== EXERCISE BRIEF ==
Extract each record and reproduce it exactly.

== RECORDS FOR THIS TASK ==

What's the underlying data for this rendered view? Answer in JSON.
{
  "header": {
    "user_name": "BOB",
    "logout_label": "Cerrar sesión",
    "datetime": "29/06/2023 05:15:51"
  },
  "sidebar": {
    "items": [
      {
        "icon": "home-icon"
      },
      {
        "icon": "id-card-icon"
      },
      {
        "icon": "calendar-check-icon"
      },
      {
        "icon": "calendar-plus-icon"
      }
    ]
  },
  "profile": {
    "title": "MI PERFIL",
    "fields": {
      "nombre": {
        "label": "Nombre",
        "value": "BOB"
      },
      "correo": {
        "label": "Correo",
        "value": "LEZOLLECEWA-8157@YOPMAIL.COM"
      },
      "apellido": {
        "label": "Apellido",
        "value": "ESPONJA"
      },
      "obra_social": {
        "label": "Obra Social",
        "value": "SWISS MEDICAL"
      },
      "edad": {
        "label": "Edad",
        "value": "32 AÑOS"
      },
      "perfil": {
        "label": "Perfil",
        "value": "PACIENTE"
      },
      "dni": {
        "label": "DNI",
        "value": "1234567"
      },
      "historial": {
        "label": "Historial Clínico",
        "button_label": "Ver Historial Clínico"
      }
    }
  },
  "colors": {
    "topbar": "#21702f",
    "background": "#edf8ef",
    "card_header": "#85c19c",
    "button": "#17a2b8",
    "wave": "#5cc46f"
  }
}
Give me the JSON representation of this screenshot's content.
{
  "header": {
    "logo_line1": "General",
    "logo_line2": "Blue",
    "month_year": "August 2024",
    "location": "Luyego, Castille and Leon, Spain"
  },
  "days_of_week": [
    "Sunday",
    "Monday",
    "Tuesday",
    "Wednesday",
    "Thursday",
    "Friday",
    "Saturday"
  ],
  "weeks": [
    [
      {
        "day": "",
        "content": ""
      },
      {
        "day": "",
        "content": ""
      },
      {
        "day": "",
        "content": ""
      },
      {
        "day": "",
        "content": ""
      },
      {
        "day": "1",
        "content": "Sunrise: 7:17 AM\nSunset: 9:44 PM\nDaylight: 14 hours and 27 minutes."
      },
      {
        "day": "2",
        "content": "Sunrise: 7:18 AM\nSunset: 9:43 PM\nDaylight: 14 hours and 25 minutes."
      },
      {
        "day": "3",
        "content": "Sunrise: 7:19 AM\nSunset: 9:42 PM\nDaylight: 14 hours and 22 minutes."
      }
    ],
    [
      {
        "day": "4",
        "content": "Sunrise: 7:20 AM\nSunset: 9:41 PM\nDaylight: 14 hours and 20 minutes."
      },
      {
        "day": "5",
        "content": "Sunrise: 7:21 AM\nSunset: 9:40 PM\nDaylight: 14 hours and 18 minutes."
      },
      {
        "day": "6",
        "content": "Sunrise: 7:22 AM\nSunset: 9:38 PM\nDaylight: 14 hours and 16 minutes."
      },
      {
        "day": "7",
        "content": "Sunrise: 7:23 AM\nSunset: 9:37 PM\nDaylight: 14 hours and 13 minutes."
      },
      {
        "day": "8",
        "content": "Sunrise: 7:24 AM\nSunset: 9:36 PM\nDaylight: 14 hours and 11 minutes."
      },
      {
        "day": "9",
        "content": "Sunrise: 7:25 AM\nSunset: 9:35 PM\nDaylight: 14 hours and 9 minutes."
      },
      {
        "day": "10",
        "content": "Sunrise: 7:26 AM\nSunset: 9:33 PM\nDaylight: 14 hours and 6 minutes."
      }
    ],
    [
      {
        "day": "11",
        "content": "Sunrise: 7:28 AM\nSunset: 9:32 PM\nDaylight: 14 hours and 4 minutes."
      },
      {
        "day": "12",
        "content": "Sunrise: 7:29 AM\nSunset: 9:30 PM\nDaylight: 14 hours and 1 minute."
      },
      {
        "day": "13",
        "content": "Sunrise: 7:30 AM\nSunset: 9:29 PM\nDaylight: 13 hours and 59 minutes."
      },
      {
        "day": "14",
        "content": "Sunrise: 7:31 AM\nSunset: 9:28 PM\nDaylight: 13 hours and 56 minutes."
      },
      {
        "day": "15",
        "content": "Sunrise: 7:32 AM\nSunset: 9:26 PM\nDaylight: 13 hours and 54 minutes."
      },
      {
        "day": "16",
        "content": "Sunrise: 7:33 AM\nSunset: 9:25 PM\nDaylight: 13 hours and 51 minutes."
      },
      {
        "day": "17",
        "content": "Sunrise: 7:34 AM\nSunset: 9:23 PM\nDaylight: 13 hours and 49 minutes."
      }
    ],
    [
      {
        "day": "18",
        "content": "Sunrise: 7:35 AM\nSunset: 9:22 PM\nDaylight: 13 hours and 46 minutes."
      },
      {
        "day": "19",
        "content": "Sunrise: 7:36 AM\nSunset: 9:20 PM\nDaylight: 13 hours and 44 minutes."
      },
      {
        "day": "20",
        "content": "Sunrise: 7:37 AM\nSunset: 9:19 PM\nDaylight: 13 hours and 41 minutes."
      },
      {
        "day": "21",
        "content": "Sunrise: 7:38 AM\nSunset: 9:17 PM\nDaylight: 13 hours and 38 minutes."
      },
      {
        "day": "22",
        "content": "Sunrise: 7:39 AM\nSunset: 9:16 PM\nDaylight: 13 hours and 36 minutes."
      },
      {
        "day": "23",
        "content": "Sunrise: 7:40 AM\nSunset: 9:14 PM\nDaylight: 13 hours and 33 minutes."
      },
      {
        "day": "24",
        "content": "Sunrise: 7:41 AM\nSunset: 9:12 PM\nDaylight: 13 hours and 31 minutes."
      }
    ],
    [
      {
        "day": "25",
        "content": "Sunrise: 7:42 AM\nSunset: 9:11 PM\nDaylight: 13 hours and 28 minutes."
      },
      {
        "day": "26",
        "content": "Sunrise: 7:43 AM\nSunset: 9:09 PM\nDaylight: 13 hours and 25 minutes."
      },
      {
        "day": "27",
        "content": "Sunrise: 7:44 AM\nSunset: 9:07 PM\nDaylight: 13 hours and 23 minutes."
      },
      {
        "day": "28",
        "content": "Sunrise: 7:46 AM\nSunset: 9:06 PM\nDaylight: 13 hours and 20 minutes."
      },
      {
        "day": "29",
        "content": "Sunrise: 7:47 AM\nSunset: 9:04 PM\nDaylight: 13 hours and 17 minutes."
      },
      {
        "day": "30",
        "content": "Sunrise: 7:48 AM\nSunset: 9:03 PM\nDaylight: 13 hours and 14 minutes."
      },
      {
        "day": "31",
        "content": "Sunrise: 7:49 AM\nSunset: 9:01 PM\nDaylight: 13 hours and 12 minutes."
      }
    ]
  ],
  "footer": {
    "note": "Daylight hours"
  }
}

== REPLY TO THE EXERCISE ==
What's the underlying data for this rendered view? Answer in JSON.
{
  "header": {
    "user_name": "BOB",
    "logout_label": "Cerrar sesión",
    "datetime": "29/06/2023 05:15:51"
  },
  "sidebar": {
    "items": [
      {
        "icon": "home-icon"
      },
      {
        "icon": "id-card-icon"
      },
      {
        "icon": "calendar-check-icon"
      },
      {
        "icon": "calendar-plus-icon"
      }
    ]
  },
  "profile": {
    "title": "MI PERFIL",
    "fields": {
      "nombre": {
        "label": "Nombre",
        "value": "BOB"
      },
      "correo": {
        "label": "Correo",
        "value": "LEZOLLECEWA-8157@YOPMAIL.COM"
      },
      "apellido": {
        "label": "Apellido",
        "value": "ESPONJA"
      },
      "obra_social": {
        "label": "Obra Social",
        "value": "SWISS MEDICAL"
      },
      "edad": {
        "label": "Edad",
        "value": "32 AÑOS"
      },
      "perfil": {
        "label": "Perfil",
        "value": "PACIENTE"
      },
      "dni": {
        "label": "DNI",
        "value": "1234567"
      },
      "historial": {
        "label": "Historial Clínico",
        "button_label": "Ver Historial Clínico"
      }
    }
  },
  "colors": {
    "topbar": "#21702f",
    "background": "#edf8ef",
    "card_header": "#85c19c",
    "button": "#17a2b8",
    "wave": "#5cc46f"
  }
}
Give me the JSON representation of this screenshot's content.
{
  "header": {
    "logo_line1": "General",
    "logo_line2": "Blue",
    "month_year": "August 2024",
    "location": "Luyego, Castille and Leon, Spain"
  },
  "days_of_week": [
    "Sunday",
    "Monday",
    "Tuesday",
    "Wednesday",
    "Thursday",
    "Friday",
    "Saturday"
  ],
  "weeks": [
    [
      {
        "day": "",
        "content": ""
      },
      {
        "day": "",
        "content": ""
      },
      {
        "day": "",
        "content": ""
      },
      {
        "day": "",
        "content": ""
      },
      {
        "day": "1",
        "content": "Sunrise: 7:17 AM\nSunset: 9:44 PM\nDaylight: 14 hours and 27 minutes."
      },
      {
        "day": "2",
        "content": "Sunrise: 7:18 AM\nSunset: 9:43 PM\nDaylight: 14 hours and 25 minutes."
      },
      {
        "day": "3",
        "content": "Sunrise: 7:19 AM\nSunset: 9:42 PM\nDaylight: 14 hours and 22 minutes."
      }
    ],
    [
      {
        "day": "4",
        "content": "Sunrise: 7:20 AM\nSunset: 9:41 PM\nDaylight: 14 hours and 20 minutes."
      },
      {
        "day": "5",
        "content": "Sunrise: 7:21 AM\nSunset: 9:40 PM\nDaylight: 14 hours and 18 minutes."
      },
      {
        "day": "6",
        "content": "Sunrise: 7:22 AM\nSunset: 9:38 PM\nDaylight: 14 hours and 16 minutes."
      },
      {
        "day": "7",
        "content": "Sunrise: 7:23 AM\nSunset: 9:37 PM\nDaylight: 14 hours and 13 minutes."
      },
      {
        "day": "8",
        "content": "Sunrise: 7:24 AM\nSunset: 9:36 PM\nDaylight: 14 hours and 11 minutes."
      },
      {
        "day": "9",
        "content": "Sunrise: 7:25 AM\nSunset: 9:35 PM\nDaylight: 14 hours and 9 minutes."
      },
      {
        "day": "10",
        "content": "Sunrise: 7:26 AM\nSunset: 9:33 PM\nDaylight: 14 hours and 6 minutes."
      }
    ],
    [
      {
        "day": "11",
        "content": "Sunrise: 7:28 AM\nSunset: 9:32 PM\nDaylight: 14 hours and 4 minutes."
      },
      {
        "day": "12",
        "content": "Sunrise: 7:29 AM\nSunset: 9:30 PM\nDaylight: 14 hours and 1 minute."
      },
      {
        "day": "13",
        "content": "Sunrise: 7:30 AM\nSunset: 9:29 PM\nDaylight: 13 hours and 59 minutes."
      },
      {
        "day": "14",
        "content": "Sunrise: 7:31 AM\nSunset: 9:28 PM\nDaylight: 13 hours and 56 minutes."
      },
      {
        "day": "15",
        "content": "Sunrise: 7:32 AM\nSunset: 9:26 PM\nDaylight: 13 hours and 54 minutes."
      },
      {
        "day": "16",
        "content": "Sunrise: 7:33 AM\nSunset: 9:25 PM\nDaylight: 13 hours and 51 minutes."
      },
      {
        "day": "17",
        "content": "Sunrise: 7:34 AM\nSunset: 9:23 PM\nDaylight: 13 hours and 49 minutes."
      }
    ],
    [
      {
        "day": "18",
        "content": "Sunrise: 7:35 AM\nSunset: 9:22 PM\nDaylight: 13 hours and 46 minutes."
      },
      {
        "day": "19",
        "content": "Sunrise: 7:36 AM\nSunset: 9:20 PM\nDaylight: 13 hours and 44 minutes."
      },
      {
        "day": "20",
        "content": "Sunrise: 7:37 AM\nSunset: 9:19 PM\nDaylight: 13 hours and 41 minutes."
      },
      {
        "day": "21",
        "content": "Sunrise: 7:38 AM\nSunset: 9:17 PM\nDaylight: 13 hours and 38 minutes."
      },
      {
        "day": "22",
        "content": "Sunrise: 7:39 AM\nSunset: 9:16 PM\nDaylight: 13 hours and 36 minutes."
      },
      {
        "day": "23",
        "content": "Sunrise: 7:40 AM\nSunset: 9:14 PM\nDaylight: 13 hours and 33 minutes."
      },
      {
        "day": "24",
        "content": "Sunrise: 7:41 AM\nSunset: 9:12 PM\nDaylight: 13 hours and 31 minutes."
      }
    ],
    [
      {
        "day": "25",
        "content": "Sunrise: 7:42 AM\nSunset: 9:11 PM\nDaylight: 13 hours and 28 minutes."
      },
      {
        "day": "26",
        "content": "Sunrise: 7:43 AM\nSunset: 9:09 PM\nDaylight: 13 hours and 25 minutes."
      },
      {
        "day": "27",
        "content": "Sunrise: 7:44 AM\nSunset: 9:07 PM\nDaylight: 13 hours and 23 minutes."
      },
      {
        "day": "28",
        "content": "Sunrise: 7:46 AM\nSunset: 9:06 PM\nDaylight: 13 hours and 20 minutes."
      },
      {
        "day": "29",
        "content": "Sunrise: 7:47 AM\nSunset: 9:04 PM\nDaylight: 13 hours and 17 minutes."
      },
      {
        "day": "30",
        "content": "Sunrise: 7:48 AM\nSunset: 9:03 PM\nDaylight: 13 hours and 14 minutes."
      },
      {
        "day": "31",
        "content": "Sunrise: 7:49 AM\nSunset: 9:01 PM\nDaylight: 13 hours and 12 minutes."
      }
    ]
  ],
  "footer": {
    "note": "Daylight hours"
  }
}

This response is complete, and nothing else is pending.